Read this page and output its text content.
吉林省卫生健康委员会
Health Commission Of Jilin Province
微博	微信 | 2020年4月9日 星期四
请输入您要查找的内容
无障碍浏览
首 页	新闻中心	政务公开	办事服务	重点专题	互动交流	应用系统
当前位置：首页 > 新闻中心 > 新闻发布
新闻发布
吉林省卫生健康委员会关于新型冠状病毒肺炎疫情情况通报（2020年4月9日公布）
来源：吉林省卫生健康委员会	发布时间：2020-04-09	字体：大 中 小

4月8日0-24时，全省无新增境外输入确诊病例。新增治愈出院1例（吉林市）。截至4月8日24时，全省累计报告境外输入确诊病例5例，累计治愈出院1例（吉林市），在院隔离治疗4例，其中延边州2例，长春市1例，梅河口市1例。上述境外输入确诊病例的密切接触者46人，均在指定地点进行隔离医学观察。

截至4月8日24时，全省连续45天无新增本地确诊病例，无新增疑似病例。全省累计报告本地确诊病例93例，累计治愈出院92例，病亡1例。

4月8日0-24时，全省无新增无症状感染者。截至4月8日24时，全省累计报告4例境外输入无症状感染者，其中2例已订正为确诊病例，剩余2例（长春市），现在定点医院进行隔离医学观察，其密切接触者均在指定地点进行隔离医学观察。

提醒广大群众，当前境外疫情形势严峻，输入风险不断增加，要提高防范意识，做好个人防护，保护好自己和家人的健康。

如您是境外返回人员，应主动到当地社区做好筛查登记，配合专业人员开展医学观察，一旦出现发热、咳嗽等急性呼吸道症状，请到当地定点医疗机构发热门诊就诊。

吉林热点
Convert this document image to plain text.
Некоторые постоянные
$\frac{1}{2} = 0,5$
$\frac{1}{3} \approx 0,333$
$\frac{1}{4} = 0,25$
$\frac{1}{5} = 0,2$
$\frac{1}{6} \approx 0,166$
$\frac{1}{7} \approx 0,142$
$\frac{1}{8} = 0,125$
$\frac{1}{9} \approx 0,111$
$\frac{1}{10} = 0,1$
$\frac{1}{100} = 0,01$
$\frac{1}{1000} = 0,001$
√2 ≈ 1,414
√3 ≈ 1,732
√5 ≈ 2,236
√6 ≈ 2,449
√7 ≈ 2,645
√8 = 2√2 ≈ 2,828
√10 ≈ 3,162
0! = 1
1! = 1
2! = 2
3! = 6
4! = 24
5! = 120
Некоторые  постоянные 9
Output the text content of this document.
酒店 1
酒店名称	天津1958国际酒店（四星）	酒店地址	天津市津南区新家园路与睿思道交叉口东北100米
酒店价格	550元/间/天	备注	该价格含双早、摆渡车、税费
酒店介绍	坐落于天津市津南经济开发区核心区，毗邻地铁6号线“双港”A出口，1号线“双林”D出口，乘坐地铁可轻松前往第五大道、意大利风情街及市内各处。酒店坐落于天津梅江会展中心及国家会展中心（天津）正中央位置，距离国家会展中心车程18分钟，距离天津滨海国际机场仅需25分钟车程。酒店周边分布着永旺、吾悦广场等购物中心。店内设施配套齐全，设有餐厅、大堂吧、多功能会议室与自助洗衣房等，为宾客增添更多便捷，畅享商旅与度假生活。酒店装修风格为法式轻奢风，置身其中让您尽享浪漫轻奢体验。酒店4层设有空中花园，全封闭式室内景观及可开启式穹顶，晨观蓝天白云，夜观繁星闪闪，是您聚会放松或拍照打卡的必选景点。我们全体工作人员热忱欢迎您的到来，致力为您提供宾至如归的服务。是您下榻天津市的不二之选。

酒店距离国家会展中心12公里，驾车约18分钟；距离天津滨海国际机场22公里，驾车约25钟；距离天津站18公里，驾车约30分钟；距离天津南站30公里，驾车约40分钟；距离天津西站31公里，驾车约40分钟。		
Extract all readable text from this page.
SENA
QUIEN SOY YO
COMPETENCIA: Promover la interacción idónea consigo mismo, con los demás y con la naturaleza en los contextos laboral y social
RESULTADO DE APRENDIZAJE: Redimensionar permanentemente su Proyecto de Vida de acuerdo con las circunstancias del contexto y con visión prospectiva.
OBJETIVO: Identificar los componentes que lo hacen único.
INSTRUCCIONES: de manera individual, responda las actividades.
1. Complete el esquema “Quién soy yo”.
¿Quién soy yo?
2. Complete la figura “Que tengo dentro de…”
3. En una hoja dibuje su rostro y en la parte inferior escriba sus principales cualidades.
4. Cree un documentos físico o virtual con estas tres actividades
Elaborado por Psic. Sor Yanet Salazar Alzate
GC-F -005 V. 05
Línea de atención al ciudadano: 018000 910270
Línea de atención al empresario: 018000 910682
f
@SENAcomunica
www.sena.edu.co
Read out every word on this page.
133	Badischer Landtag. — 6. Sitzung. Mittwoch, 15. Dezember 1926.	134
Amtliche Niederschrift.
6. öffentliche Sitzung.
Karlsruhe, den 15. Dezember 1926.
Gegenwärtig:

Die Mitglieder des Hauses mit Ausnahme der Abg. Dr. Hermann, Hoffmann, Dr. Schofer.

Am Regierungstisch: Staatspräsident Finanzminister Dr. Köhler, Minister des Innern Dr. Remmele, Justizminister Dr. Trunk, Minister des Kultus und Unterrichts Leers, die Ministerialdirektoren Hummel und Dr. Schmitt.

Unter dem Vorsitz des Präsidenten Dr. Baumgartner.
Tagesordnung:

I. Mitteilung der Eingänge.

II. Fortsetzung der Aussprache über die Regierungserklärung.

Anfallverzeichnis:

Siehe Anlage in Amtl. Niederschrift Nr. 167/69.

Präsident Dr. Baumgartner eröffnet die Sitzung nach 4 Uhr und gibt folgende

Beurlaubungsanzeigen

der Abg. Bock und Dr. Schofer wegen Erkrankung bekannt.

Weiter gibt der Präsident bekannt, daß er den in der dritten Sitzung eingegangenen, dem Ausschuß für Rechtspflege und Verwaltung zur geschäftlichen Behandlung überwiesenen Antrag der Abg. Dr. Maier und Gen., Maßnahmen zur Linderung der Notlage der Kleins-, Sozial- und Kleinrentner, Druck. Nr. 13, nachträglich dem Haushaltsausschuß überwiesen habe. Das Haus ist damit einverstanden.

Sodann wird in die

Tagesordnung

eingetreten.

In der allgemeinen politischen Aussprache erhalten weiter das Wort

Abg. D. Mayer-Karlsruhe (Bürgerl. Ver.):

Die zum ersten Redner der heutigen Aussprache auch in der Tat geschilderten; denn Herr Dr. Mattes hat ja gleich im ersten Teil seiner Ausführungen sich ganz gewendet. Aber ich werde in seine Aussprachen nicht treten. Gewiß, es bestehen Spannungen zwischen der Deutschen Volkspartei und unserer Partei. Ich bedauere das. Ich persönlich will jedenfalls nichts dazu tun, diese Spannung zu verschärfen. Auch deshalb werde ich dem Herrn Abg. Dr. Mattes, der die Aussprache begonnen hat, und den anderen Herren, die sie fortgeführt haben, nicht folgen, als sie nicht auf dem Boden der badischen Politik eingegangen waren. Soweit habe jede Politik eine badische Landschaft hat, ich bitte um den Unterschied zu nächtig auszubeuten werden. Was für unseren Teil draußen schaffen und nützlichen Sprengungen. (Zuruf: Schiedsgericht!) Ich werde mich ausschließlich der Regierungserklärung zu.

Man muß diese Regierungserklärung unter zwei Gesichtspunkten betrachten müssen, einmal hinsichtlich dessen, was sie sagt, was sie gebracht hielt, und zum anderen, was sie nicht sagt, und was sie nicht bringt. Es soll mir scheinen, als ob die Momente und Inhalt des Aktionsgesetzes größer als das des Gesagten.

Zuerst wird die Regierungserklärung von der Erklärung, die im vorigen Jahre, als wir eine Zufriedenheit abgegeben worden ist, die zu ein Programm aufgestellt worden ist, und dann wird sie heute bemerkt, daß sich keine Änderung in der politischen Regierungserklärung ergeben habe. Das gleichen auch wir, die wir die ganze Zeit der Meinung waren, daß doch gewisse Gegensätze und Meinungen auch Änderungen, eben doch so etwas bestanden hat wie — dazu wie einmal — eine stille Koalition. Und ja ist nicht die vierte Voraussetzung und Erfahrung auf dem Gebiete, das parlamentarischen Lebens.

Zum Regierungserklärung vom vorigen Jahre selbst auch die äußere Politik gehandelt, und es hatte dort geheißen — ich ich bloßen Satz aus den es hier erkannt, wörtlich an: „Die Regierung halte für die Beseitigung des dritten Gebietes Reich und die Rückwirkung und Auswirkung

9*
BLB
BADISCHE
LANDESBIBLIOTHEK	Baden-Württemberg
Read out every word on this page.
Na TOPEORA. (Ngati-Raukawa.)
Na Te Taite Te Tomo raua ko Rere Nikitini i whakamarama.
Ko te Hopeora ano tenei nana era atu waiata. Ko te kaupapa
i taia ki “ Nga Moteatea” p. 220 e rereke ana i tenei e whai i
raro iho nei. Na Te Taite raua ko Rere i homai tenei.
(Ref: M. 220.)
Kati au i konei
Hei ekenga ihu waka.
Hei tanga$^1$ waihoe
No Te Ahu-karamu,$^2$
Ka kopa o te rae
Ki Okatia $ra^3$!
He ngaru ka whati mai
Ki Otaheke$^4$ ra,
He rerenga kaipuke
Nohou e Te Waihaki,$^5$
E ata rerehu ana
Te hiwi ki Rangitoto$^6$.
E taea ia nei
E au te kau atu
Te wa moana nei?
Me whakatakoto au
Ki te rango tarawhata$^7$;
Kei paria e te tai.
=-=-=
• Short problem
Pull out all lines from the entries above in which the word "politischen" appears.

• Expected answer
In der allgemeinen politischen Aussprache erhalten weiter das Wort
Zuerst wird die Regierungserklärung von der Erklärung, die im vorigen Jahre, als wir eine Zufriedenheit abgegeben worden ist, die zu ein Programm aufgestellt worden ist, und dann wird sie heute bemerkt, daß sich keine Änderung in der politischen Regierungserklärung ergeben habe. Das gleichen auch wir, die wir die ganze Zeit der Meinung waren, daß doch gewisse Gegensätze und Meinungen auch Änderungen, eben doch so etwas bestanden hat wie — dazu wie einmal — eine stille Koalition. Und ja ist nicht die vierte Voraussetzung und Erfahrung auf dem Gebiete, das parlamentarischen Lebens.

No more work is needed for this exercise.